> **AIM OF THE EXERCISE**
Emit the data below verbatim, stripping out any pictures.

> **DATA TO USE**
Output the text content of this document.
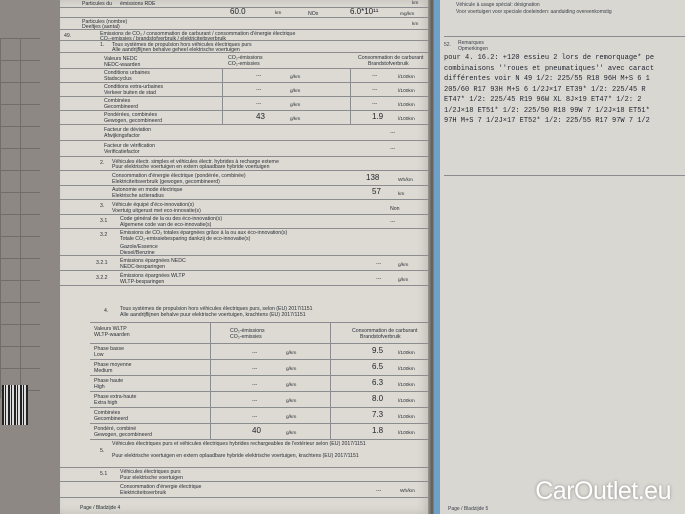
Particules du émissions RDE	km
60.0	km	NOx	6.0*10¹¹	mg/km
Particules (nombre)
Deeltjes (aantal)	km
49.	Emissions de CO₂ / consommation de carburant / consommation d'énergie électrique
CO₂-emissies / brandstofverbruik / elektriciteitsverbruik
1. Tous systèmes de propulsion hors véhicules électriques purs
Alle aandrijflijnen behalve geheel elektrische voertuigen
Valeurs NEDC
NEDC-waarden
CO₂-émissions
CO₂-emissies
Consommation de carburant
Brandstofverbruik
Conditions urbaines
Stadscyclus	---	g/km	---	l/100km
Conditions extra-urbaines
Verkeer buiten de stad	---	g/km	---	l/100km
Combinées
Gecombineerd	---	g/km	---	l/100km
Pondérées, combinées
Gewogen, gecombineerd	43	g/km	1.9	l/100km
Facteur de déviation
Afwijkingsfactor	---
Facteur de vérification
Verificatiefactor	---
2. Véhicules électr. simples et véhicules électr. hybrides à recharge externe
Puur elektrische voertuigen en extern oplaadbare hybride voertuigen
Consommation d'énergie électrique (pondérée, combinée)
Elektriciteitsverbruik (gewogen, gecombineerd)	138	Wh/km
Autonomie en mode électrique
Elektrische actieradius	57	km
3. Véhicule équipé d'éco-innovation(s)
Voertuig uitgerust met eco-innovatie(s)	Non
3.1 Code général de la ou des éco-innovation(s)
Algemene code van de eco-innovatie(s)	---
3.2 Emissions de CO₂ totales épargnées grâce à la ou aux éco-innovation(s)
Totale CO₂-emissiebesparing dankzij de eco-innovatie(s)
Gazole/Essence
Diesel/Benzine
3.2.1 Émissions épargnées NEDC
NEDC-besparingen	---	g/km
3.2.2 Émissions épargnées WLTP
WLTP-besparingen	---	g/km
4. Tous systèmes de propulsion hors véhicules électriques purs, selon (EU) 2017/1151
Alle aandrijflijnen behalve puur elektrische voertuigen, krachtens (EU) 2017/1151
Valeurs WLTP
WLTP-waarden
CO₂-émissions
CO₂-emissies
Consommation de carburant
Brandstofverbruik
Phase basse
Low	---	g/km	9.5	l/100km
Phase moyenne
Medium	---	g/km	6.5	l/100km
Phase haute
High	---	g/km	6.3	l/100km
Phase extra-haute
Extra high	---	g/km	8.0	l/100km
Combinées
Gecombineerd	---	g/km	7.3	l/100km
Pondéré, combiné
Gewogen, gecombineerd	40	g/km	1.8	l/100km
5.
Véhicules électriques purs et véhicules électriques hybrides rechargeables de l'extérieur selon (EU) 2017/1151
Puur elektrische voertuigen en extern oplaadbare hybride elektrische voertuigen, krachtens (EU) 2017/1151
5.1 Véhicules électriques purs
Puur elektrische voertuigen
Consommation d'énergie électrique
Elektriciteitsverbruik	---	Wh/km
Page / Bladzijde 4
Véhicule à usage spécial: désignation
Voor voertuigen voor speciale doeleinden: aanduiding overeenkomstig
52. Remarques
Opmerkingen
pour 4. 16.2: +120 essieu 2 lors de remorquage* pe
combinaisons ''roues et pneumatiques'' avec caract
différentes voir N 49 1/2: 225/55 R18 96H M+S 6 1
205/60 R17 93H M+S 6 1/2J×17 ET39* 1/2: 225/45 R
ET47* 1/2: 225/45 R19 96W XL 8J×19 ET47* 1/2: 2
1/2J×18 ET51* 1/2: 225/50 R18 99W 7 1/2J×18 ET51*
97H M+S 7 1/2J×17 ET52* 1/2: 225/55 R17 97W 7 1/2
Page / Bladzijde 5
CarOutlet.eu
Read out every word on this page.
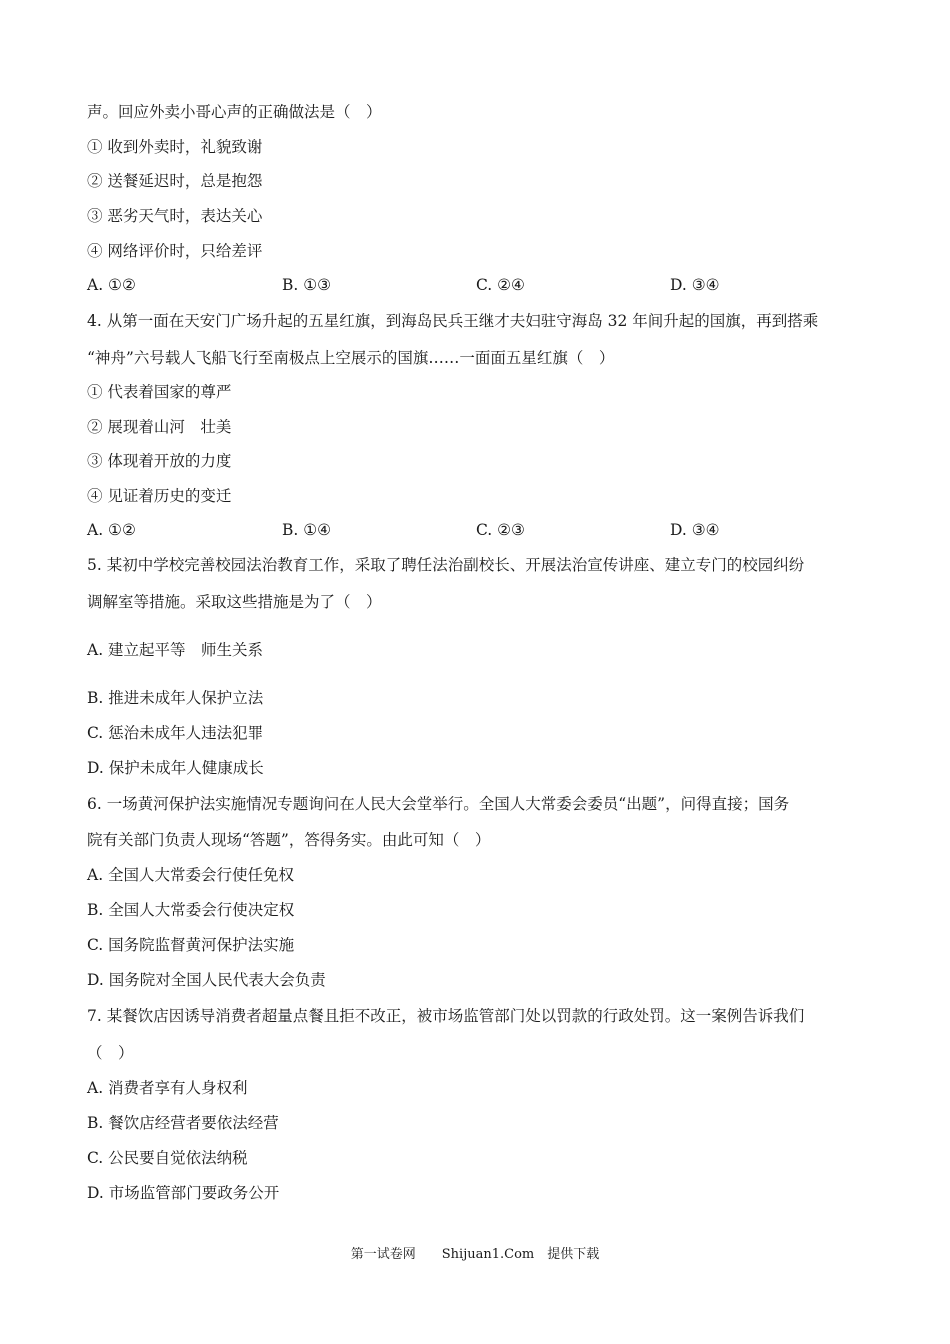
声。回应外卖小哥心声的正确做法是（　）
① 收到外卖时，礼貌致谢
② 送餐延迟时，总是抱怨
③ 恶劣天气时，表达关心
④ 网络评价时，只给差评
A. ①②	B. ①③	C. ②④	D. ③④
4. 从第一面在天安门广场升起的五星红旗，到海岛民兵王继才夫妇驻守海岛 32 年间升起的国旗，再到搭乘
“神舟”六号载人飞船飞行至南极点上空展示的国旗……一面面五星红旗（　）
① 代表着国家的尊严
② 展现着山河　壮美
③ 体现着开放的力度
④ 见证着历史的变迁
A. ①②	B. ①④	C. ②③	D. ③④
5. 某初中学校完善校园法治教育工作，采取了聘任法治副校长、开展法治宣传讲座、建立专门的校园纠纷
调解室等措施。采取这些措施是为了（　）
A. 建立起平等　师生关系
B. 推进未成年人保护立法
C. 惩治未成年人违法犯罪
D. 保护未成年人健康成长
6. 一场黄河保护法实施情况专题询问在人民大会堂举行。全国人大常委会委员“出题”，问得直接；国务
院有关部门负责人现场“答题”，答得务实。由此可知（　）
A. 全国人大常委会行使任免权
B. 全国人大常委会行使决定权
C. 国务院监督黄河保护法实施
D. 国务院对全国人民代表大会负责
7. 某餐饮店因诱导消费者超量点餐且拒不改正，被市场监管部门处以罚款的行政处罚。这一案例告诉我们
（　）
A. 消费者享有人身权利
B. 餐饮店经营者要依法经营
C. 公民要自觉依法纳税
D. 市场监管部门要政务公开
第一试卷网　　Shijuan1.Com　提供下载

> **THE RESPONSE**
Output the text content of this document.
Particules du émissions RDE	km
60.0	km	NOx	6.0*10¹¹	mg/km
Particules (nombre)
Deeltjes (aantal)	km
49.	Emissions de CO₂ / consommation de carburant / consommation d'énergie électrique
CO₂-emissies / brandstofverbruik / elektriciteitsverbruik
1. Tous systèmes de propulsion hors véhicules électriques purs
Alle aandrijflijnen behalve geheel elektrische voertuigen
Valeurs NEDC
NEDC-waarden
CO₂-émissions
CO₂-emissies
Consommation de carburant
Brandstofverbruik
Conditions urbaines
Stadscyclus	---	g/km	---	l/100km
Conditions extra-urbaines
Verkeer buiten de stad	---	g/km	---	l/100km
Combinées
Gecombineerd	---	g/km	---	l/100km
Pondérées, combinées
Gewogen, gecombineerd	43	g/km	1.9	l/100km
Facteur de déviation
Afwijkingsfactor	---
Facteur de vérification
Verificatiefactor	---
2. Véhicules électr. simples et véhicules électr. hybrides à recharge externe
Puur elektrische voertuigen en extern oplaadbare hybride voertuigen
Consommation d'énergie électrique (pondérée, combinée)
Elektriciteitsverbruik (gewogen, gecombineerd)	138	Wh/km
Autonomie en mode électrique
Elektrische actieradius	57	km
3. Véhicule équipé d'éco-innovation(s)
Voertuig uitgerust met eco-innovatie(s)	Non
3.1 Code général de la ou des éco-innovation(s)
Algemene code van de eco-innovatie(s)	---
3.2 Emissions de CO₂ totales épargnées grâce à la ou aux éco-innovation(s)
Totale CO₂-emissiebesparing dankzij de eco-innovatie(s)
Gazole/Essence
Diesel/Benzine
3.2.1 Émissions épargnées NEDC
NEDC-besparingen	---	g/km
3.2.2 Émissions épargnées WLTP
WLTP-besparingen	---	g/km
4. Tous systèmes de propulsion hors véhicules électriques purs, selon (EU) 2017/1151
Alle aandrijflijnen behalve puur elektrische voertuigen, krachtens (EU) 2017/1151
Valeurs WLTP
WLTP-waarden
CO₂-émissions
CO₂-emissies
Consommation de carburant
Brandstofverbruik
Phase basse
Low	---	g/km	9.5	l/100km
Phase moyenne
Medium	---	g/km	6.5	l/100km
Phase haute
High	---	g/km	6.3	l/100km
Phase extra-haute
Extra high	---	g/km	8.0	l/100km
Combinées
Gecombineerd	---	g/km	7.3	l/100km
Pondéré, combiné
Gewogen, gecombineerd	40	g/km	1.8	l/100km
5.
Véhicules électriques purs et véhicules électriques hybrides rechargeables de l'extérieur selon (EU) 2017/1151
Puur elektrische voertuigen en extern oplaadbare hybride elektrische voertuigen, krachtens (EU) 2017/1151
5.1 Véhicules électriques purs
Puur elektrische voertuigen
Consommation d'énergie électrique
Elektriciteitsverbruik	---	Wh/km
Page / Bladzijde 4
Véhicule à usage spécial: désignation
Voor voertuigen voor speciale doeleinden: aanduiding overeenkomstig
52. Remarques
Opmerkingen
pour 4. 16.2: +120 essieu 2 lors de remorquage* pe
combinaisons ''roues et pneumatiques'' avec caract
différentes voir N 49 1/2: 225/55 R18 96H M+S 6 1
205/60 R17 93H M+S 6 1/2J×17 ET39* 1/2: 225/45 R
ET47* 1/2: 225/45 R19 96W XL 8J×19 ET47* 1/2: 2
1/2J×18 ET51* 1/2: 225/50 R18 99W 7 1/2J×18 ET51*
97H M+S 7 1/2J×17 ET52* 1/2: 225/55 R17 97W 7 1/2
Page / Bladzijde 5
CarOutlet.eu
Read out every word on this page.
声。回应外卖小哥心声的正确做法是（　）
① 收到外卖时，礼貌致谢
② 送餐延迟时，总是抱怨
③ 恶劣天气时，表达关心
④ 网络评价时，只给差评
A. ①②	B. ①③	C. ②④	D. ③④
4. 从第一面在天安门广场升起的五星红旗，到海岛民兵王继才夫妇驻守海岛 32 年间升起的国旗，再到搭乘
“神舟”六号载人飞船飞行至南极点上空展示的国旗……一面面五星红旗（　）
① 代表着国家的尊严
② 展现着山河　壮美
③ 体现着开放的力度
④ 见证着历史的变迁
A. ①②	B. ①④	C. ②③	D. ③④
5. 某初中学校完善校园法治教育工作，采取了聘任法治副校长、开展法治宣传讲座、建立专门的校园纠纷
调解室等措施。采取这些措施是为了（　）
A. 建立起平等　师生关系
B. 推进未成年人保护立法
C. 惩治未成年人违法犯罪
D. 保护未成年人健康成长
6. 一场黄河保护法实施情况专题询问在人民大会堂举行。全国人大常委会委员“出题”，问得直接；国务
院有关部门负责人现场“答题”，答得务实。由此可知（　）
A. 全国人大常委会行使任免权
B. 全国人大常委会行使决定权
C. 国务院监督黄河保护法实施
D. 国务院对全国人民代表大会负责
7. 某餐饮店因诱导消费者超量点餐且拒不改正，被市场监管部门处以罚款的行政处罚。这一案例告诉我们
（　）
A. 消费者享有人身权利
B. 餐饮店经营者要依法经营
C. 公民要自觉依法纳税
D. 市场监管部门要政务公开
第一试卷网　　Shijuan1.Com　提供下载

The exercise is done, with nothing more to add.